THE TASK: Write out the listing below exactly, and omit any images you find in it.

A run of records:

»»

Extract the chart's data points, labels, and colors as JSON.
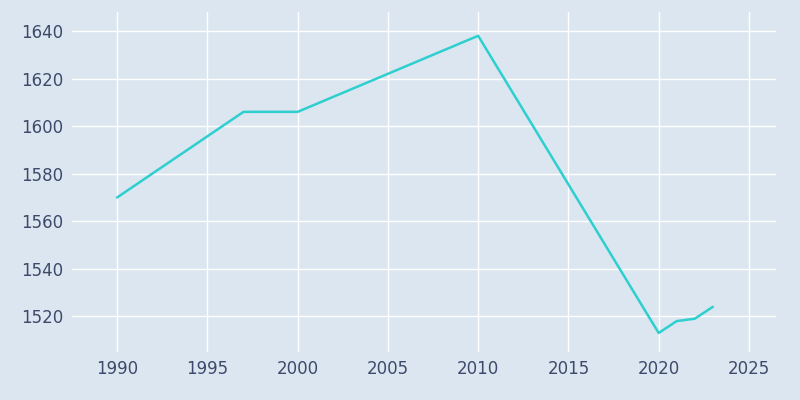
{
  "years": [
    1990,
    1997,
    2000,
    2010,
    2020,
    2021,
    2022,
    2023
  ],
  "population": [
    1570,
    1606,
    1606,
    1638,
    1513,
    1518,
    1519,
    1524
  ],
  "line_color": "#2ecfcf",
  "line_width": 1.8,
  "background_color": "#dce6f0",
  "grid_color": "#ffffff",
  "xlim": [
    1987.5,
    2026.5
  ],
  "ylim": [
    1505,
    1648
  ],
  "xticks": [
    1990,
    1995,
    2000,
    2005,
    2010,
    2015,
    2020,
    2025
  ],
  "yticks": [
    1520,
    1540,
    1560,
    1580,
    1600,
    1620,
    1640
  ],
  "tick_fontsize": 12,
  "tick_color": "#3d4a6b",
  "figure_bg": "#dce6f0"
}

««

SOLUTION:
Extract the chart's data points, labels, and colors as JSON.
{
  "years": [
    1990,
    1997,
    2000,
    2010,
    2020,
    2021,
    2022,
    2023
  ],
  "population": [
    1570,
    1606,
    1606,
    1638,
    1513,
    1518,
    1519,
    1524
  ],
  "line_color": "#2ecfcf",
  "line_width": 1.8,
  "background_color": "#dce6f0",
  "grid_color": "#ffffff",
  "xlim": [
    1987.5,
    2026.5
  ],
  "ylim": [
    1505,
    1648
  ],
  "xticks": [
    1990,
    1995,
    2000,
    2005,
    2010,
    2015,
    2020,
    2025
  ],
  "yticks": [
    1520,
    1540,
    1560,
    1580,
    1600,
    1620,
    1640
  ],
  "tick_fontsize": 12,
  "tick_color": "#3d4a6b",
  "figure_bg": "#dce6f0"
}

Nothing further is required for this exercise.